Given exercise
Write out each of the following entries word for word, with nothing changed.

## begin Provided information

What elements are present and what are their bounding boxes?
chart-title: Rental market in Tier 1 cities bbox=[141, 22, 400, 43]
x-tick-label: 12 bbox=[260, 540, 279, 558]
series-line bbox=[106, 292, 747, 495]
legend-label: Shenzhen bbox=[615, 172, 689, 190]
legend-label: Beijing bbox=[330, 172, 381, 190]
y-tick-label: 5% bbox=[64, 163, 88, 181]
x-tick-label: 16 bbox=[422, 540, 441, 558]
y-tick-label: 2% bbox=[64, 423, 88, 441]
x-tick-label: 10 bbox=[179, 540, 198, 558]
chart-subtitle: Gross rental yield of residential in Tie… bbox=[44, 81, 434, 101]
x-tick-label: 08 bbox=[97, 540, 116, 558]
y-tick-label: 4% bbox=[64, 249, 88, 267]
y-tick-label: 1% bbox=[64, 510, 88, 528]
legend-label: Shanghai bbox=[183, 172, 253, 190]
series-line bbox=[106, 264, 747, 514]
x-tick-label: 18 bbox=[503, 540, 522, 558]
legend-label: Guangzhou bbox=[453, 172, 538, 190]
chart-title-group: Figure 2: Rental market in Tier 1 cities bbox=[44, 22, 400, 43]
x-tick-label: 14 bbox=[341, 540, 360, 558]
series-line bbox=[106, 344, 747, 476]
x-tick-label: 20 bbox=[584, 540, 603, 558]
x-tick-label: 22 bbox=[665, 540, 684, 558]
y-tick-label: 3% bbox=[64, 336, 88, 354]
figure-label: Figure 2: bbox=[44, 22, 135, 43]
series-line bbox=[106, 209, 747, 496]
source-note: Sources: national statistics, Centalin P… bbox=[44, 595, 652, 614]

## end Provided information

Written answer
What elements are present and what are their bounding boxes?
chart-title: Rental market in Tier 1 cities bbox=[141, 22, 400, 43]
x-tick-label: 12 bbox=[260, 540, 279, 558]
series-line bbox=[106, 292, 747, 495]
legend-label: Shenzhen bbox=[615, 172, 689, 190]
legend-label: Beijing bbox=[330, 172, 381, 190]
y-tick-label: 5% bbox=[64, 163, 88, 181]
x-tick-label: 16 bbox=[422, 540, 441, 558]
y-tick-label: 2% bbox=[64, 423, 88, 441]
x-tick-label: 10 bbox=[179, 540, 198, 558]
chart-subtitle: Gross rental yield of residential in Tie… bbox=[44, 81, 434, 101]
x-tick-label: 08 bbox=[97, 540, 116, 558]
y-tick-label: 4% bbox=[64, 249, 88, 267]
y-tick-label: 1% bbox=[64, 510, 88, 528]
legend-label: Shanghai bbox=[183, 172, 253, 190]
series-line bbox=[106, 264, 747, 514]
x-tick-label: 18 bbox=[503, 540, 522, 558]
legend-label: Guangzhou bbox=[453, 172, 538, 190]
chart-title-group: Figure 2: Rental market in Tier 1 cities bbox=[44, 22, 400, 43]
x-tick-label: 14 bbox=[341, 540, 360, 558]
series-line bbox=[106, 344, 747, 476]
x-tick-label: 20 bbox=[584, 540, 603, 558]
x-tick-label: 22 bbox=[665, 540, 684, 558]
y-tick-label: 3% bbox=[64, 336, 88, 354]
figure-label: Figure 2: bbox=[44, 22, 135, 43]
series-line bbox=[106, 209, 747, 496]
source-note: Sources: national statistics, Centalin P… bbox=[44, 595, 652, 614]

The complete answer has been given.